Stated problem → How many of the lines below contain "text"? Answer with that number alone.
** start Supplied information **
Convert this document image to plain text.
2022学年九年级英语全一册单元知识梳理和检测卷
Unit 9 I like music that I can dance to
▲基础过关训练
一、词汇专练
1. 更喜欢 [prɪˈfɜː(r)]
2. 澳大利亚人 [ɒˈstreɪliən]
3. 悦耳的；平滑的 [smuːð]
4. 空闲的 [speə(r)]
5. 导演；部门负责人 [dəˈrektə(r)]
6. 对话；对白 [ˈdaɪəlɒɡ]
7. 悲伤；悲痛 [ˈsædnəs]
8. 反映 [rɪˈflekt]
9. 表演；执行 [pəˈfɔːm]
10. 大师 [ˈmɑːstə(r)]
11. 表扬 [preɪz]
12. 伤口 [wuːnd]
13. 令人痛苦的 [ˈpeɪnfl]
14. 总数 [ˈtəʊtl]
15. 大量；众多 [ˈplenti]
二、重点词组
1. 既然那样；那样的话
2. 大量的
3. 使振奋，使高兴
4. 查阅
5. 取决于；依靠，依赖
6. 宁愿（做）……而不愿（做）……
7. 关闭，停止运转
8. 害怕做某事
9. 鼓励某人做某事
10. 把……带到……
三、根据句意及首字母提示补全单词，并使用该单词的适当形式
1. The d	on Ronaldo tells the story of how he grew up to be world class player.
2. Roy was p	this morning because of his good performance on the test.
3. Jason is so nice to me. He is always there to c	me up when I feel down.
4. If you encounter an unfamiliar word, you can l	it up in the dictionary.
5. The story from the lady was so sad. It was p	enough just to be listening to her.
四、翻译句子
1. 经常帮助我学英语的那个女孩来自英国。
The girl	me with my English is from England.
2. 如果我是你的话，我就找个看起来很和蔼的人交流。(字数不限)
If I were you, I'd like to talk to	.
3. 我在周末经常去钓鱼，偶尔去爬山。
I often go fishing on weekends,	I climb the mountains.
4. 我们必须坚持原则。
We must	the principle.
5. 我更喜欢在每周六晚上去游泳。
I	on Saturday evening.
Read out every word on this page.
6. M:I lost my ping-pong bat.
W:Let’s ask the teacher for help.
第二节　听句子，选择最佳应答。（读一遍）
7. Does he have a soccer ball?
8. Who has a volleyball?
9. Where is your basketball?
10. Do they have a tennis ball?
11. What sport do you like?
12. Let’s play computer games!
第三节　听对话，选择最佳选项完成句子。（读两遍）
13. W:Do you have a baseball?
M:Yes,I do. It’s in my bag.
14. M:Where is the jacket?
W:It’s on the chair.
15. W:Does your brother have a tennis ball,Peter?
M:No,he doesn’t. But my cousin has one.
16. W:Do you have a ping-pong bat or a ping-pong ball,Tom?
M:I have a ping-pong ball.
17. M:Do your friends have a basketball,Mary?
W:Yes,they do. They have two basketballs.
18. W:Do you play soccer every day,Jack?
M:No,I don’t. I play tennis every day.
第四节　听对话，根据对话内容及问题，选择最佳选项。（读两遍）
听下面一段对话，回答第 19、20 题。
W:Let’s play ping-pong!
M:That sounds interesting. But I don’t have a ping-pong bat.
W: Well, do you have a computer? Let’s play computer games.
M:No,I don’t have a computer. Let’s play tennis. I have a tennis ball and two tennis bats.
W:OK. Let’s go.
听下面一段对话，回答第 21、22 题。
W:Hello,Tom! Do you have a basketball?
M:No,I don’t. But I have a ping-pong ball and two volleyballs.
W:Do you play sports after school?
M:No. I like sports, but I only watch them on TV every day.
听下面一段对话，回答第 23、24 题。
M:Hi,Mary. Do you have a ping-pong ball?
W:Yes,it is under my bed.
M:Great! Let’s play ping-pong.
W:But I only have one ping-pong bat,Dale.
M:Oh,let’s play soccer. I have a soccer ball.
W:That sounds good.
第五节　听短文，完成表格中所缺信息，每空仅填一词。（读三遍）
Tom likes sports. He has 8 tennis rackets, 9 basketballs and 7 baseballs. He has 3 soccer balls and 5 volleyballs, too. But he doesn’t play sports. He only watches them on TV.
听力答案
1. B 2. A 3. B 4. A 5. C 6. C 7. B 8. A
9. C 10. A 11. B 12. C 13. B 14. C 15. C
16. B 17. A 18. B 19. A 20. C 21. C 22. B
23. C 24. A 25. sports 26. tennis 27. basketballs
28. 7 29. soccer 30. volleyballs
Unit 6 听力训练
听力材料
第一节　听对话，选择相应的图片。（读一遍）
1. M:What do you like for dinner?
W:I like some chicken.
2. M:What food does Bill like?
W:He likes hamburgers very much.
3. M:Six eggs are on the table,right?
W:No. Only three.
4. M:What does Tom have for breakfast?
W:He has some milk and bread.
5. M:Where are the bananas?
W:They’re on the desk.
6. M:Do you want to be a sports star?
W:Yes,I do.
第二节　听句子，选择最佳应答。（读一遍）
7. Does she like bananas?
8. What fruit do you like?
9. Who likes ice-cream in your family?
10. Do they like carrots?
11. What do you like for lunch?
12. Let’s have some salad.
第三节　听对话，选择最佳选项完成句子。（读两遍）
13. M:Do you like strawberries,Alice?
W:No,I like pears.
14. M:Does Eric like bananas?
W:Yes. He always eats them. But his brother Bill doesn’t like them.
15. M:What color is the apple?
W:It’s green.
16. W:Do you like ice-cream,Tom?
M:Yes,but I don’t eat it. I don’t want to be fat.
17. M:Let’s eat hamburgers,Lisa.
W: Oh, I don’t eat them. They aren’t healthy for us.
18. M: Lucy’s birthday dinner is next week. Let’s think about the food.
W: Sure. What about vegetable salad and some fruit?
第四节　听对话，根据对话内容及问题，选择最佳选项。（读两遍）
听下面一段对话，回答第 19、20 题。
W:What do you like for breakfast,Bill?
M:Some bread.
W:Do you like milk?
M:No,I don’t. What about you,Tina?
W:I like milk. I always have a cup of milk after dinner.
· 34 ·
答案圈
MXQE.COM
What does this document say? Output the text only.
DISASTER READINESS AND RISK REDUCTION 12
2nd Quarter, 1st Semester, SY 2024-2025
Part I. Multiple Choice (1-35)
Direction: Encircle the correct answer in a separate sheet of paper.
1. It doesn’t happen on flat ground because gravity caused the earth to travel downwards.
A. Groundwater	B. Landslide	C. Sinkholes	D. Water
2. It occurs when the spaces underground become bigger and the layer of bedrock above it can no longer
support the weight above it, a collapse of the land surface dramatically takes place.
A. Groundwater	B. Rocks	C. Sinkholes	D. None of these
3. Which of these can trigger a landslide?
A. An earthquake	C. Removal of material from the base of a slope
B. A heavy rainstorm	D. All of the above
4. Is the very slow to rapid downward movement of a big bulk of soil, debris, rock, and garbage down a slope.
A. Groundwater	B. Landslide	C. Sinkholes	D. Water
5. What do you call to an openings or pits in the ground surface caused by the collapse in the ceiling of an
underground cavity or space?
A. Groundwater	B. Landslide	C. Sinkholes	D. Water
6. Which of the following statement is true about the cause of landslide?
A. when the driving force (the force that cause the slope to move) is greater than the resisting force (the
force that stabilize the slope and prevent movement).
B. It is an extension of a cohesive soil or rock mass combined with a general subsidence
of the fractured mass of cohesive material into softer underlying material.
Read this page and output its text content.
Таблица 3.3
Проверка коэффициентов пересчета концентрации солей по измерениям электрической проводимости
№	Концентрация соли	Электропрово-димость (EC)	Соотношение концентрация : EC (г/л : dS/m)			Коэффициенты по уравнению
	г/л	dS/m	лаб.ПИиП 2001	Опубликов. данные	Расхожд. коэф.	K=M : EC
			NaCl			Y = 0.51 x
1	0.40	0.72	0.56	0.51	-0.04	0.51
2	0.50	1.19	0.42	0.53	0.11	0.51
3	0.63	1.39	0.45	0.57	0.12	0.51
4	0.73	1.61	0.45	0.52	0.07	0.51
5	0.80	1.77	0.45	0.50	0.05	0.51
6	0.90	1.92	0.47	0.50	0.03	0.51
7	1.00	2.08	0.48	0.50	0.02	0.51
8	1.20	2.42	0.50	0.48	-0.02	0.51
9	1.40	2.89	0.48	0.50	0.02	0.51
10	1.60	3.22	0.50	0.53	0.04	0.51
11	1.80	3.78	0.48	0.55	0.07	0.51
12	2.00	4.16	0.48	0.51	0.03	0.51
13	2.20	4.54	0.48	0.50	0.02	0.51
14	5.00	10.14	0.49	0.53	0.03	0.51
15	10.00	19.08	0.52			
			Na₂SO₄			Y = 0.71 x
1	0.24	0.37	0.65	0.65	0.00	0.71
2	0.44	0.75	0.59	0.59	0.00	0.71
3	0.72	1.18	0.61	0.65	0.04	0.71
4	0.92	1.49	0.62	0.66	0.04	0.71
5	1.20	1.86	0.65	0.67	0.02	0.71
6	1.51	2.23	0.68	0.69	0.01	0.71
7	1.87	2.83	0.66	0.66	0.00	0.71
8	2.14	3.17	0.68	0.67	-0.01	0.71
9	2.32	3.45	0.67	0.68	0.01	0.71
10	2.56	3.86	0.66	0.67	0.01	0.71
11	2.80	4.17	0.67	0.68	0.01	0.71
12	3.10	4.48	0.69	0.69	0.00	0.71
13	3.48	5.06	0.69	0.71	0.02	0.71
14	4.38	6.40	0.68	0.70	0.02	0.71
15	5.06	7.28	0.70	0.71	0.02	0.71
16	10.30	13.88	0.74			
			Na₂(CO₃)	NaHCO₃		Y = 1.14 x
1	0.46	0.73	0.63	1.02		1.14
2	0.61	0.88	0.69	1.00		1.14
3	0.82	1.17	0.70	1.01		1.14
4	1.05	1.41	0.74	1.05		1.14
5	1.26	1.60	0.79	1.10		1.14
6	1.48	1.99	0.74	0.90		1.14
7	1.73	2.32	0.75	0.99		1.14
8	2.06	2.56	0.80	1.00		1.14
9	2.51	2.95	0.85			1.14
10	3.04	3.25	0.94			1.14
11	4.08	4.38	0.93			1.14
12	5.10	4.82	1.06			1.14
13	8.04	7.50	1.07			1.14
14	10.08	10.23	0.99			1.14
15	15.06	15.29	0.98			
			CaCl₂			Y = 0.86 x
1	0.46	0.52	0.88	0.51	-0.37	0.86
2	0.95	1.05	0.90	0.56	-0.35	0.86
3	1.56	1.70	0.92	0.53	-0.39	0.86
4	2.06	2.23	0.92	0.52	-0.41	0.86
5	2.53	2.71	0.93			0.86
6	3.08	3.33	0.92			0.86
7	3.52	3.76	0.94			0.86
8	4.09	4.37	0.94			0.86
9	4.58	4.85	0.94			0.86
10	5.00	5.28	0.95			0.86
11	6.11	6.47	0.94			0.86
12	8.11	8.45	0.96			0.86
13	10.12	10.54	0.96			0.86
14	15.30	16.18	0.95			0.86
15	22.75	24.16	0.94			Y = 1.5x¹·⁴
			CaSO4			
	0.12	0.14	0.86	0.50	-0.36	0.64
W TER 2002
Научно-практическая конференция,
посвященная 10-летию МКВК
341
** end Supplied information **
Exercise answer → 3